**Written problem**
Identify all lines in the listing that include the word "Clams", and copy them out.
:: Records shown ::
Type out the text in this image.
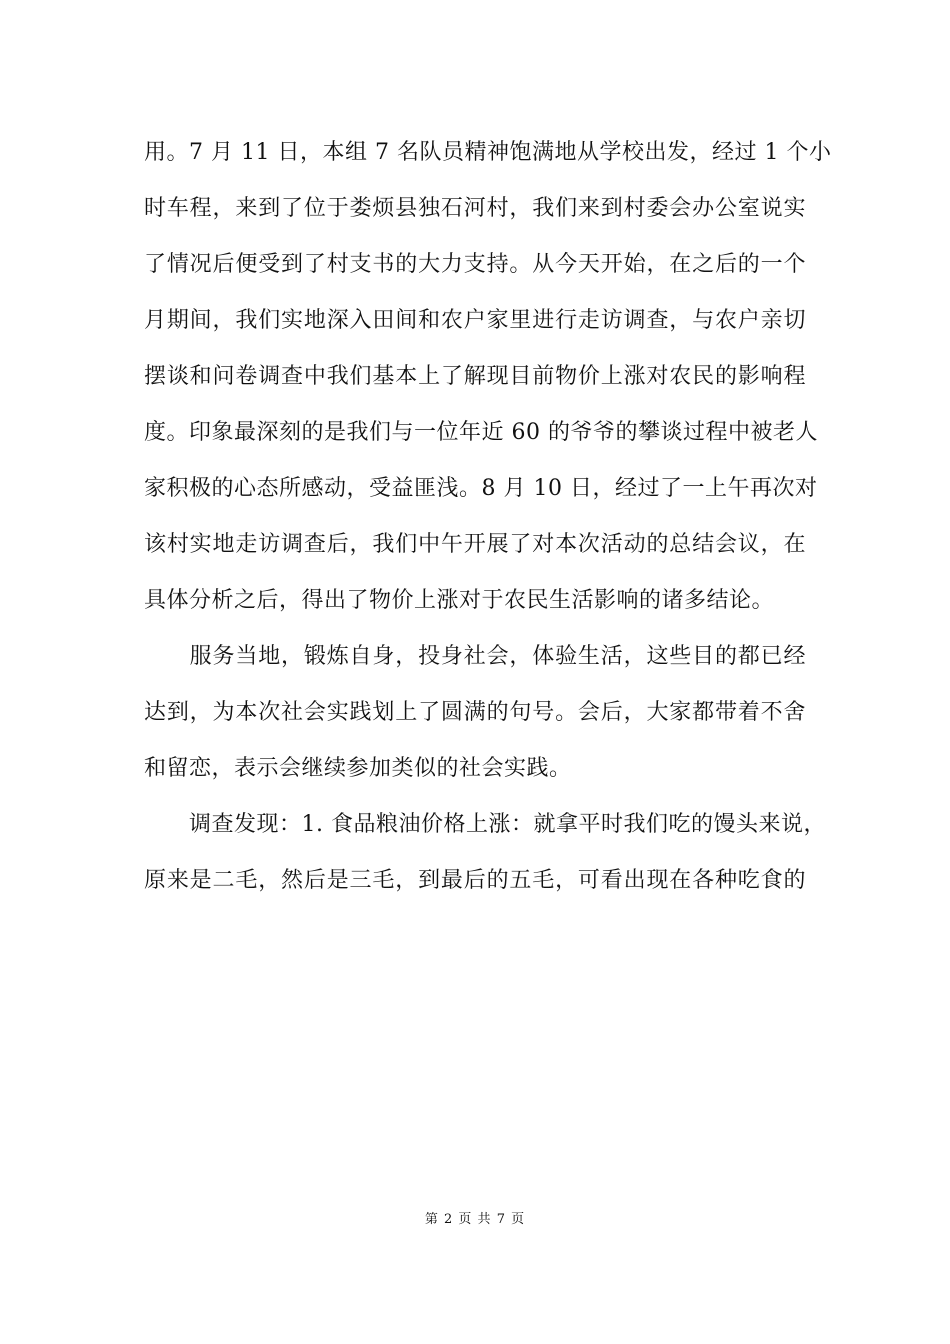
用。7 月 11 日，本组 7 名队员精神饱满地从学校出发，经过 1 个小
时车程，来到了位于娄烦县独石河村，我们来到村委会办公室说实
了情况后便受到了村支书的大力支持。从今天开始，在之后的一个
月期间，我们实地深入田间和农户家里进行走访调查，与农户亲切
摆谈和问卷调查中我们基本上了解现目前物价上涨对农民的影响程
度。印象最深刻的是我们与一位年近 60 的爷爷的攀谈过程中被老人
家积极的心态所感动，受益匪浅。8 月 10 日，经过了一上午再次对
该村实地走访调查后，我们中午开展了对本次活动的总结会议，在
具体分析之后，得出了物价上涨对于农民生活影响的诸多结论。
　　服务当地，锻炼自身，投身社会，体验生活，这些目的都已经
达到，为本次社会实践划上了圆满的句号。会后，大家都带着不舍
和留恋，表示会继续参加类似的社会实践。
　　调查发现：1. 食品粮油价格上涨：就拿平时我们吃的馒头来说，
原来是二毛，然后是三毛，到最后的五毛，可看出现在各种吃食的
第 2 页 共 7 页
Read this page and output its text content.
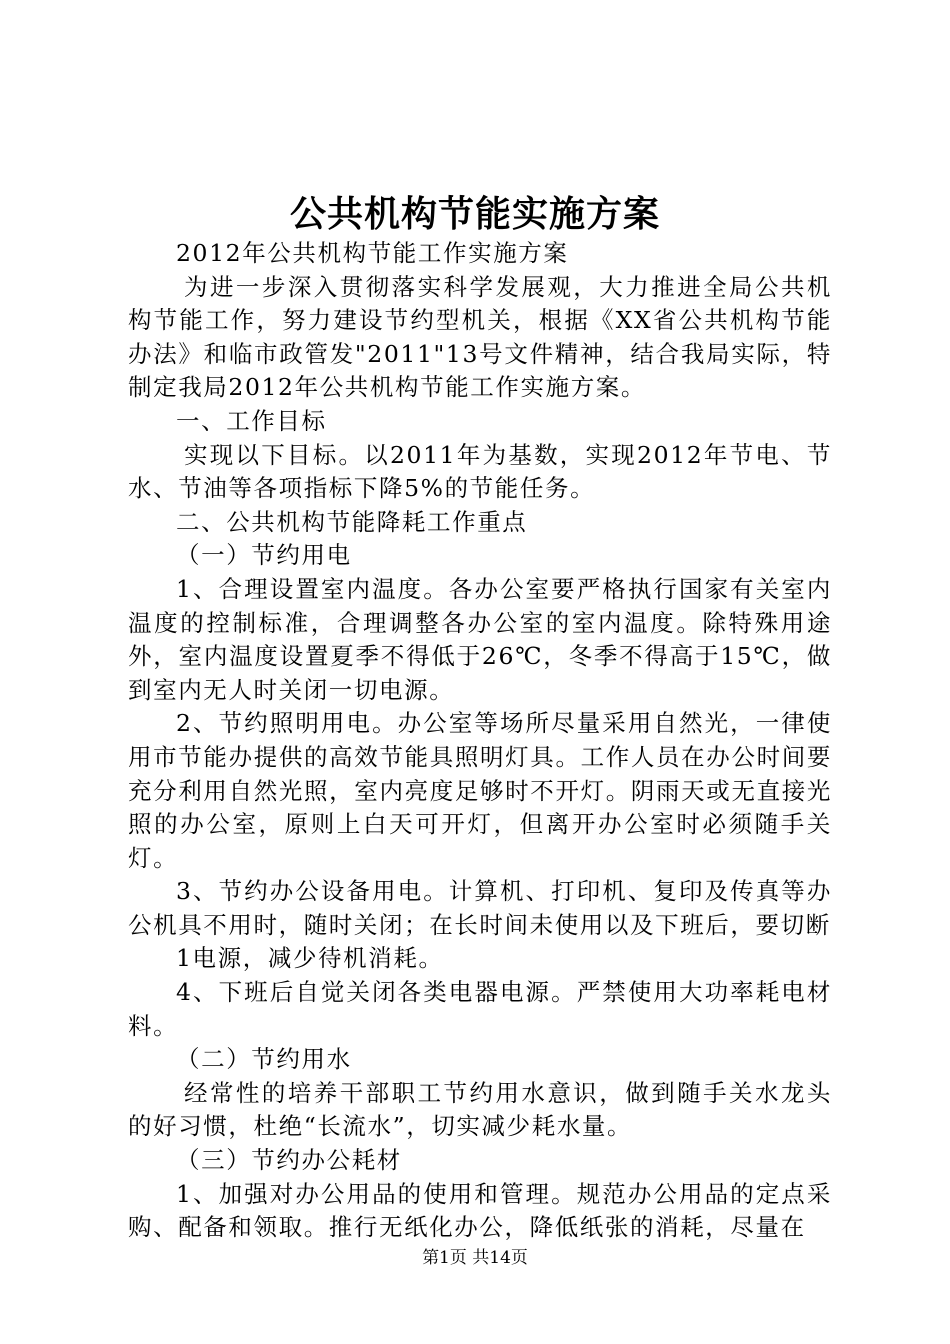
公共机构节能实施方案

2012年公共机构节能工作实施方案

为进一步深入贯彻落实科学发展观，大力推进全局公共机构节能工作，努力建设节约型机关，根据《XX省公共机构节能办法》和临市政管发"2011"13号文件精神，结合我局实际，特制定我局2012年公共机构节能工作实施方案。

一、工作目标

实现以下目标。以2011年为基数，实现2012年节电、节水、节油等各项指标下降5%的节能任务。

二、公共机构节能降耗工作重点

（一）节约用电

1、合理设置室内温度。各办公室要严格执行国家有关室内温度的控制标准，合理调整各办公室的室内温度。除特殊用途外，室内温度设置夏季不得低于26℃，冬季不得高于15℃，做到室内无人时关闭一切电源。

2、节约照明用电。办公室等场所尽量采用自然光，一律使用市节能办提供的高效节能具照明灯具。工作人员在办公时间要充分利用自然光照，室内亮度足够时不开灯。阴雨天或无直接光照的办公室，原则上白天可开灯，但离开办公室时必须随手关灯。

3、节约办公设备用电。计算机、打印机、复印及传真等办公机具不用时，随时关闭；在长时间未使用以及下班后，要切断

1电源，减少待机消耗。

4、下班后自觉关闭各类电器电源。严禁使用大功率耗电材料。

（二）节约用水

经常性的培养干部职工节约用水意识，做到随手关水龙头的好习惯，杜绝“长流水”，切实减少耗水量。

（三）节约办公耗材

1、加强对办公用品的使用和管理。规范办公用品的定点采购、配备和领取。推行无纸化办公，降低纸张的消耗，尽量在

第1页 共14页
:::
:: Records shown ::
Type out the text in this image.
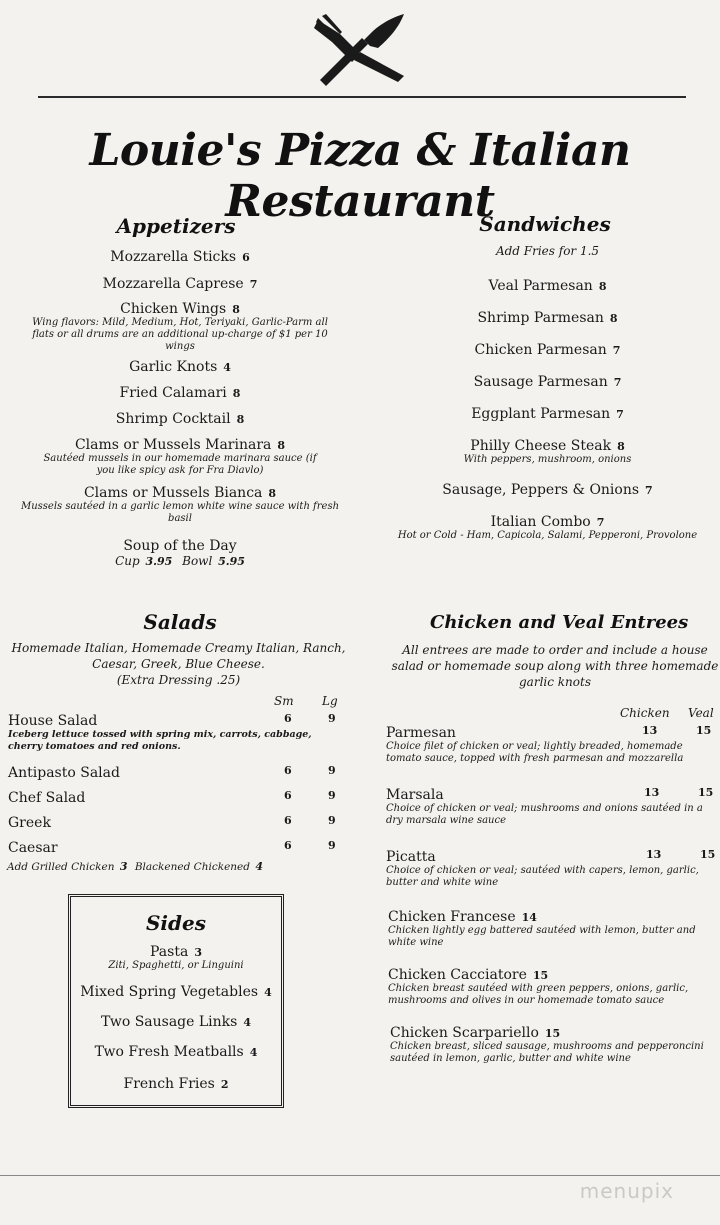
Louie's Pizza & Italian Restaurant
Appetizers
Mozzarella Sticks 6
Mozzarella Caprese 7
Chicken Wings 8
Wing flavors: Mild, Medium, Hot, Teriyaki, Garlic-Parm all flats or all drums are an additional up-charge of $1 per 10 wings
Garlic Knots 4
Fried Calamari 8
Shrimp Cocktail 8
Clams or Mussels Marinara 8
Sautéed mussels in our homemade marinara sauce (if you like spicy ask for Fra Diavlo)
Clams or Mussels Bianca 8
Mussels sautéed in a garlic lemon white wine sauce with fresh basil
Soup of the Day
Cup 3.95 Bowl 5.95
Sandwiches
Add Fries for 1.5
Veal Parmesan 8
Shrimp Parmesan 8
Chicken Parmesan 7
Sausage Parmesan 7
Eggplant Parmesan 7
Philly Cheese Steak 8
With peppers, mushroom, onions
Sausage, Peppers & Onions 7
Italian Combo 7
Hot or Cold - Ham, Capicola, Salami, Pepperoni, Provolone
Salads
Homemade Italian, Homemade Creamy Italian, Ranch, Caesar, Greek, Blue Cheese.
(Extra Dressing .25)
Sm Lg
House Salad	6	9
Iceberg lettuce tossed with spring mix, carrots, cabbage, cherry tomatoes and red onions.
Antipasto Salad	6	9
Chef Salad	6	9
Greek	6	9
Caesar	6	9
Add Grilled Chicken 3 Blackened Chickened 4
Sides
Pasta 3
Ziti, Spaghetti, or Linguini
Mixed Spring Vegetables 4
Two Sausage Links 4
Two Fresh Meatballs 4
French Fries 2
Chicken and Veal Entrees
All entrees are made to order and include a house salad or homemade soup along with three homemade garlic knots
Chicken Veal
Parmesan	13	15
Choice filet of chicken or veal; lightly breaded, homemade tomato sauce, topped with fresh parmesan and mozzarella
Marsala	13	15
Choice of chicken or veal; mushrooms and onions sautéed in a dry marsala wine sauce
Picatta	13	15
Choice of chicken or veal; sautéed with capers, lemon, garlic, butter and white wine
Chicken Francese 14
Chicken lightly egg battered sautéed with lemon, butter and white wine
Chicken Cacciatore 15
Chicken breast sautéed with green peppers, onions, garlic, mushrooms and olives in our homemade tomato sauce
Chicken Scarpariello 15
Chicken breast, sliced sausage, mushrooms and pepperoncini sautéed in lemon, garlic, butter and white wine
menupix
:::
**Written answer**
Clams or Mussels Marinara 8
Clams or Mussels Bianca 8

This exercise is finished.